**Short exercise**
Output as a JSON list of strings, one per line with blank lines omitted, the part of the data that opens with the line containing "Segment this screenshot: for" and closes with the line containing "18, 154, 140]", both ends included.

[Excerpts from a layout annotation set]

══════════════════════════════

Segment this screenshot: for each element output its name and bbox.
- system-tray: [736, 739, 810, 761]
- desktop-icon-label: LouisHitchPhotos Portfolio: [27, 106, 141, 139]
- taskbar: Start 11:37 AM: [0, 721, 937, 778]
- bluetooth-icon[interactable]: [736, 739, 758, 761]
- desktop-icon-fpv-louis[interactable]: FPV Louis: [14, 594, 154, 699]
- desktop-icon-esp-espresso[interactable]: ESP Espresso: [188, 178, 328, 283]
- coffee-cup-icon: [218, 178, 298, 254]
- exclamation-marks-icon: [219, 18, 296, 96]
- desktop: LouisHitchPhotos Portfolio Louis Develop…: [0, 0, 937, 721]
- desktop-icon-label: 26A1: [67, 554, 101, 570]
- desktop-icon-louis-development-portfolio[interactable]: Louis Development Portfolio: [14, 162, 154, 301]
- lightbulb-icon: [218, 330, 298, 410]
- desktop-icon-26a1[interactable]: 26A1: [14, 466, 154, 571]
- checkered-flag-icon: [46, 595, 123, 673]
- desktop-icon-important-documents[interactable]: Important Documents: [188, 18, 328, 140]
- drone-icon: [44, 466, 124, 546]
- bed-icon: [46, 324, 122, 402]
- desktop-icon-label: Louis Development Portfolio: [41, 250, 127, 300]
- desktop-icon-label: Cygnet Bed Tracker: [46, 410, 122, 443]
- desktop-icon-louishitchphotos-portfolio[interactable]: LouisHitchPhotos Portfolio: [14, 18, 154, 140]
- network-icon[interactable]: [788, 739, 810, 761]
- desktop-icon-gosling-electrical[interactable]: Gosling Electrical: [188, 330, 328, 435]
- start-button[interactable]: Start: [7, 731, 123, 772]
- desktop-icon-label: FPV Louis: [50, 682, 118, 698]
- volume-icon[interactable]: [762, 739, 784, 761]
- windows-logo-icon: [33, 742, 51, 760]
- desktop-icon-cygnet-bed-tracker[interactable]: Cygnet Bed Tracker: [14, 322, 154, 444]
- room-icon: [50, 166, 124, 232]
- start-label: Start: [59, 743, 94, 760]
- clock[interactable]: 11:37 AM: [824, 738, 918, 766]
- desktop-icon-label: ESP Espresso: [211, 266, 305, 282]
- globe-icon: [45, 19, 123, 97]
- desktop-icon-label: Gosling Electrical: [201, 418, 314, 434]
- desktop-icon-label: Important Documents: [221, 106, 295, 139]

══════════════════════════════

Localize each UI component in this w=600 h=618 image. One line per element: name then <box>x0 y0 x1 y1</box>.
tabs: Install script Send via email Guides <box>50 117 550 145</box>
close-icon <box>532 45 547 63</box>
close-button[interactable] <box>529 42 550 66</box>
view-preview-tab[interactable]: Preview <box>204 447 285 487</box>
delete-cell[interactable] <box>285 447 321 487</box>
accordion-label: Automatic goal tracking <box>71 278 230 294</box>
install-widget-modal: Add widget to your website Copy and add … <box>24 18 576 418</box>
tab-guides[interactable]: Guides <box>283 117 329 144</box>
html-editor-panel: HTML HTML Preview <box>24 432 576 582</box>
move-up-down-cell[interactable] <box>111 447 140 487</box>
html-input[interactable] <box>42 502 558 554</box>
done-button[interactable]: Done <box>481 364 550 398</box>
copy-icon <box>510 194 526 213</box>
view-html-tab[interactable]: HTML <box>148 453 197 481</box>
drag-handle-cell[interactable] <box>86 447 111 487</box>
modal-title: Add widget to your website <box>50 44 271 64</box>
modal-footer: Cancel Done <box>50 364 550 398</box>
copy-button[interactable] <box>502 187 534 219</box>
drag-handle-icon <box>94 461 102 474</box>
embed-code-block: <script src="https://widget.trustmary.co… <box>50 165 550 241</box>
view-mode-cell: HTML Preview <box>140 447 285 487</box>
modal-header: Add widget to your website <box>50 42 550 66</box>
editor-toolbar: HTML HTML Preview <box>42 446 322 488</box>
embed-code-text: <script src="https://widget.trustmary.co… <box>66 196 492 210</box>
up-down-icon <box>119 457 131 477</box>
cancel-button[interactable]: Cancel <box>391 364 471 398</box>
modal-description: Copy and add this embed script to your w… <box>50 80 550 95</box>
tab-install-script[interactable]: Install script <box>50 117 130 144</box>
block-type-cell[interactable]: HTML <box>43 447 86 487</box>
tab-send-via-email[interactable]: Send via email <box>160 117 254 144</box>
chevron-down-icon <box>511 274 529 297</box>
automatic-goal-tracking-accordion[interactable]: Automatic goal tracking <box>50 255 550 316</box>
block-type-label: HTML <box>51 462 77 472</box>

══════════════════════════════

**Final result**
[
  "Segment this screenshot: for each element output its name and bbox.",
  "- system-tray: [736, 739, 810, 761]",
  "- desktop-icon-label: LouisHitchPhotos Portfolio: [27, 106, 141, 139]",
  "- taskbar: Start 11:37 AM: [0, 721, 937, 778]",
  "- bluetooth-icon[interactable]: [736, 739, 758, 761]",
  "- desktop-icon-fpv-louis[interactable]: FPV Louis: [14, 594, 154, 699]",
  "- desktop-icon-esp-espresso[interactable]: ESP Espresso: [188, 178, 328, 283]",
  "- coffee-cup-icon: [218, 178, 298, 254]",
  "- exclamation-marks-icon: [219, 18, 296, 96]",
  "- desktop: LouisHitchPhotos Portfolio Louis Develop…: [0, 0, 937, 721]",
  "- desktop-icon-label: 26A1: [67, 554, 101, 570]",
  "- desktop-icon-louis-development-portfolio[interactable]: Louis Development Portfolio: [14, 162, 154, 301]",
  "- lightbulb-icon: [218, 330, 298, 410]",
  "- desktop-icon-26a1[interactable]: 26A1: [14, 466, 154, 571]",
  "- checkered-flag-icon: [46, 595, 123, 673]",
  "- desktop-icon-important-documents[interactable]: Important Documents: [188, 18, 328, 140]",
  "- drone-icon: [44, 466, 124, 546]",
  "- bed-icon: [46, 324, 122, 402]",
  "- desktop-icon-label: Louis Development Portfolio: [41, 250, 127, 300]",
  "- desktop-icon-label: Cygnet Bed Tracker: [46, 410, 122, 443]",
  "- desktop-icon-louishitchphotos-portfolio[interactable]: LouisHitchPhotos Portfolio: [14, 18, 154, 140]"
]